Your objective |
Look through the records below, and copy out every line that holds the string "Philippines".

* * * * * * *

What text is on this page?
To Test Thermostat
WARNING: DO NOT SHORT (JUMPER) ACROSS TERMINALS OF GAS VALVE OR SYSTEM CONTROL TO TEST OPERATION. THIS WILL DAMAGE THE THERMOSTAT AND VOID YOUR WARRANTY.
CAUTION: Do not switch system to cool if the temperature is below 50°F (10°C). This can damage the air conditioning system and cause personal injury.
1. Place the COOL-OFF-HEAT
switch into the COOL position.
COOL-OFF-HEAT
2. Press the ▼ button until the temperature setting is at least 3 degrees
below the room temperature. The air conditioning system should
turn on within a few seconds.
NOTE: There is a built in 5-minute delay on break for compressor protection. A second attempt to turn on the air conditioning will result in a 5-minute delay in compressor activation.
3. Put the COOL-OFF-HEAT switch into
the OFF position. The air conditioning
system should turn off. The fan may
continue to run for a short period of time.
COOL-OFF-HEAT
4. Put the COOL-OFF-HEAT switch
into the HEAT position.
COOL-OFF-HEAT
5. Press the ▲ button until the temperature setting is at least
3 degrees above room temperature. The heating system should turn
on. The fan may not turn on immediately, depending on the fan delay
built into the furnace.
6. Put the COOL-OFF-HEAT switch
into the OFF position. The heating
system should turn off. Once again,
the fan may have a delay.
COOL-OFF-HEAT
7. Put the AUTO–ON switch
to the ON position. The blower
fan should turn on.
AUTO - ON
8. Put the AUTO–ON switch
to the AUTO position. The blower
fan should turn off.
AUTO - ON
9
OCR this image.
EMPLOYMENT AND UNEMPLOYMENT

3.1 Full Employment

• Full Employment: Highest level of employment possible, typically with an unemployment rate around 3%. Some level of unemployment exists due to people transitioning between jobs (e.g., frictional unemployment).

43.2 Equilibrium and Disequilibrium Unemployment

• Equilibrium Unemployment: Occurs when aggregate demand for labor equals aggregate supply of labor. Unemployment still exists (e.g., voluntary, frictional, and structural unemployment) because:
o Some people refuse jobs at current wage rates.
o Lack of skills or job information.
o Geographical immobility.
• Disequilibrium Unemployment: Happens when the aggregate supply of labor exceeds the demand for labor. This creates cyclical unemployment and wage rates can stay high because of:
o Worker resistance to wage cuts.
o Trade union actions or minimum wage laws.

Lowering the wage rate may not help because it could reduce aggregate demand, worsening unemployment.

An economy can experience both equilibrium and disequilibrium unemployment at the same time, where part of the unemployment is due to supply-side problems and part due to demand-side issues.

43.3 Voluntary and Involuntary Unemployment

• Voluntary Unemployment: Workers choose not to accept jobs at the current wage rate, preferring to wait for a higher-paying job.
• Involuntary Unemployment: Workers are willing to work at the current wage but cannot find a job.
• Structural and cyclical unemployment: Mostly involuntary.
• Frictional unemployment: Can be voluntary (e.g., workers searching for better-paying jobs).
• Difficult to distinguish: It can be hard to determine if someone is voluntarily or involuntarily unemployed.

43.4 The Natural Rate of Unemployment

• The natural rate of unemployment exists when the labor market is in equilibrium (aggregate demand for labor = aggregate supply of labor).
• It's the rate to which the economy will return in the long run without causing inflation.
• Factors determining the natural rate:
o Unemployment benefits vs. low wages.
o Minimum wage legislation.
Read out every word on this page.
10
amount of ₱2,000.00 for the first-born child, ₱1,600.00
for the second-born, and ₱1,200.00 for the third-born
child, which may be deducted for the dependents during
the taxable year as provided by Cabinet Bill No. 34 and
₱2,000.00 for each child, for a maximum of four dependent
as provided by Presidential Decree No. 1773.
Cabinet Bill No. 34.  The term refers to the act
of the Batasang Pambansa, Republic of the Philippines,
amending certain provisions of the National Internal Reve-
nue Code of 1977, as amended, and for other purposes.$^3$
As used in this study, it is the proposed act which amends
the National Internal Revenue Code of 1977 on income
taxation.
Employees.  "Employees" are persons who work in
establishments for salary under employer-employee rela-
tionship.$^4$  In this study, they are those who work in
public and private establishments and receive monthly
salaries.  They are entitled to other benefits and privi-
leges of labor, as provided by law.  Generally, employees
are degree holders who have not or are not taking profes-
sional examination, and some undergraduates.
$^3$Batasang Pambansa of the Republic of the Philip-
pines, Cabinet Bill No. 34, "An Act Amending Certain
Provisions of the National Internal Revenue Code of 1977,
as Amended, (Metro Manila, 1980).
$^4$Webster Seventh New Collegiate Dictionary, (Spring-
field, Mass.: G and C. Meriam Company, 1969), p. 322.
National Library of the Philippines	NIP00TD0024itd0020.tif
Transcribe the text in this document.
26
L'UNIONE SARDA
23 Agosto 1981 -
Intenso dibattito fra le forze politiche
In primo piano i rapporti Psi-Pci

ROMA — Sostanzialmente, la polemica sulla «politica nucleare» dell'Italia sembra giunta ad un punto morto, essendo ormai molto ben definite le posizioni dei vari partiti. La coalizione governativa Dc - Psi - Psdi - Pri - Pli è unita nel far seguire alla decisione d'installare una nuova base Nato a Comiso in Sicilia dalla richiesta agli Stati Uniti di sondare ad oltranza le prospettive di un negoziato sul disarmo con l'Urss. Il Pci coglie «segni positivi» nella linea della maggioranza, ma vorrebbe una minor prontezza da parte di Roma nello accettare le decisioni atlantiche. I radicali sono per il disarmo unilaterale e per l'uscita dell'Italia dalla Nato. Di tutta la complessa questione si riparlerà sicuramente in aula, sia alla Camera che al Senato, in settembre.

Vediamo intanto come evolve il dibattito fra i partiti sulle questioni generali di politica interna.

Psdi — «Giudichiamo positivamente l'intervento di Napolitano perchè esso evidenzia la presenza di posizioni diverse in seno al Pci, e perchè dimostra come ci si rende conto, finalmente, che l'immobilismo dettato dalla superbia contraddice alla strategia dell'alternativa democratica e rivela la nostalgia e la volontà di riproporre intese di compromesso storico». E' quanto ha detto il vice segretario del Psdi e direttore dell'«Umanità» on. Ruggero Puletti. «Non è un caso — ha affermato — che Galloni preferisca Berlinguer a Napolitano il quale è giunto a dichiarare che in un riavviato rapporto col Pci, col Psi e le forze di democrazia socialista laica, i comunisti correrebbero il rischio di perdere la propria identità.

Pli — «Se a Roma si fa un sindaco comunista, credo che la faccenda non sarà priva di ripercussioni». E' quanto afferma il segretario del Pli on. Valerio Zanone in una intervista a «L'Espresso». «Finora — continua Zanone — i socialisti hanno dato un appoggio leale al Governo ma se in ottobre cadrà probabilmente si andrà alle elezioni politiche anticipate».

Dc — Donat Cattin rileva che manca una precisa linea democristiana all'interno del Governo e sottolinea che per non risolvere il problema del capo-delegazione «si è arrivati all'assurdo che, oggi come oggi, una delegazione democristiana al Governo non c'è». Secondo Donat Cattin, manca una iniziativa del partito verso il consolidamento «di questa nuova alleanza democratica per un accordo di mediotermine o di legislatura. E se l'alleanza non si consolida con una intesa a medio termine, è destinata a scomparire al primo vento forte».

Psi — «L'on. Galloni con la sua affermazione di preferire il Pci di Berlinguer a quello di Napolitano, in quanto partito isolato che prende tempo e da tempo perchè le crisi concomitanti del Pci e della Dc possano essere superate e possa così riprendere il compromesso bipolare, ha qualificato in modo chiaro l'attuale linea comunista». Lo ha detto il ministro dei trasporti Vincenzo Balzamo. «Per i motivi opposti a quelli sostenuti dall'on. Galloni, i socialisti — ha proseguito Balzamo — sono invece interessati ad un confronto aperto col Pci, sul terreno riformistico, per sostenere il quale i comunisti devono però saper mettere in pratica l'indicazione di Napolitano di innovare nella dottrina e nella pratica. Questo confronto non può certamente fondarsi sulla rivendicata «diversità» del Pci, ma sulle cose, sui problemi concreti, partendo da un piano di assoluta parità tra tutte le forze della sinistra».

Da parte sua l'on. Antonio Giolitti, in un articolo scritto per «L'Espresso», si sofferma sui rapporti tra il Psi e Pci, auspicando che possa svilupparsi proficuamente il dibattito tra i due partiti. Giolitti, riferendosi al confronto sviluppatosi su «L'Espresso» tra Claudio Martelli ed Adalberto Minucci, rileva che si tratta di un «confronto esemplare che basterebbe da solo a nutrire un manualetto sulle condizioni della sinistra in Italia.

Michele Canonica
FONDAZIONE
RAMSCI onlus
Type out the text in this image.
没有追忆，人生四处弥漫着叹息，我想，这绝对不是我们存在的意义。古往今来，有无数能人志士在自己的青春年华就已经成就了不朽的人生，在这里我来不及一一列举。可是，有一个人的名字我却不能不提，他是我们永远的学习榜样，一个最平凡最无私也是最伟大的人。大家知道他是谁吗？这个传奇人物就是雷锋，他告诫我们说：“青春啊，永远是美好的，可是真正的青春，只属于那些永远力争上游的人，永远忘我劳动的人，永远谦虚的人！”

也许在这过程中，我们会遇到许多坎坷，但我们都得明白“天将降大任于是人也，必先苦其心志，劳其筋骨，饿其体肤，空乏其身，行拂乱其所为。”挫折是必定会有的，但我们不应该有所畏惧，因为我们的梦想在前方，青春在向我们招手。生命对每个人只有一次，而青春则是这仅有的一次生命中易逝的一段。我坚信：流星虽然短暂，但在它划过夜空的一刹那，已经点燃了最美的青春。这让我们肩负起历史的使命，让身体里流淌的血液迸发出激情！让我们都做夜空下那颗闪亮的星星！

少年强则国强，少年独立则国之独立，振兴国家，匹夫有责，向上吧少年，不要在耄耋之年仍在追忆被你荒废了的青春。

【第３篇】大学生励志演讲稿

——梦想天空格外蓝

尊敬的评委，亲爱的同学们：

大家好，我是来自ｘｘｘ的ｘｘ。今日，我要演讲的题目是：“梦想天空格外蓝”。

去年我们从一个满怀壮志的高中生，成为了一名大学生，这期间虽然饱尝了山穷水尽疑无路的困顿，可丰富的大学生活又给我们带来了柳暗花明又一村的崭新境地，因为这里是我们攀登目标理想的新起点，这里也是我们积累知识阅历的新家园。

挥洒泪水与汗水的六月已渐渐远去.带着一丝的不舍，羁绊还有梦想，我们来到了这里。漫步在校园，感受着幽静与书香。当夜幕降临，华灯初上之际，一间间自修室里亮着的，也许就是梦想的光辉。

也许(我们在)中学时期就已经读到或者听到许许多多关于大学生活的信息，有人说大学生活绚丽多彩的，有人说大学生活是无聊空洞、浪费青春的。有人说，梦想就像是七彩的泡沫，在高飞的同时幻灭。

* * * * * * *

Answer to this problem |
of the Batasang Pambansa, Republic of the Philippines,
National Library of the Philippines	NIP00TD0024itd0020.tif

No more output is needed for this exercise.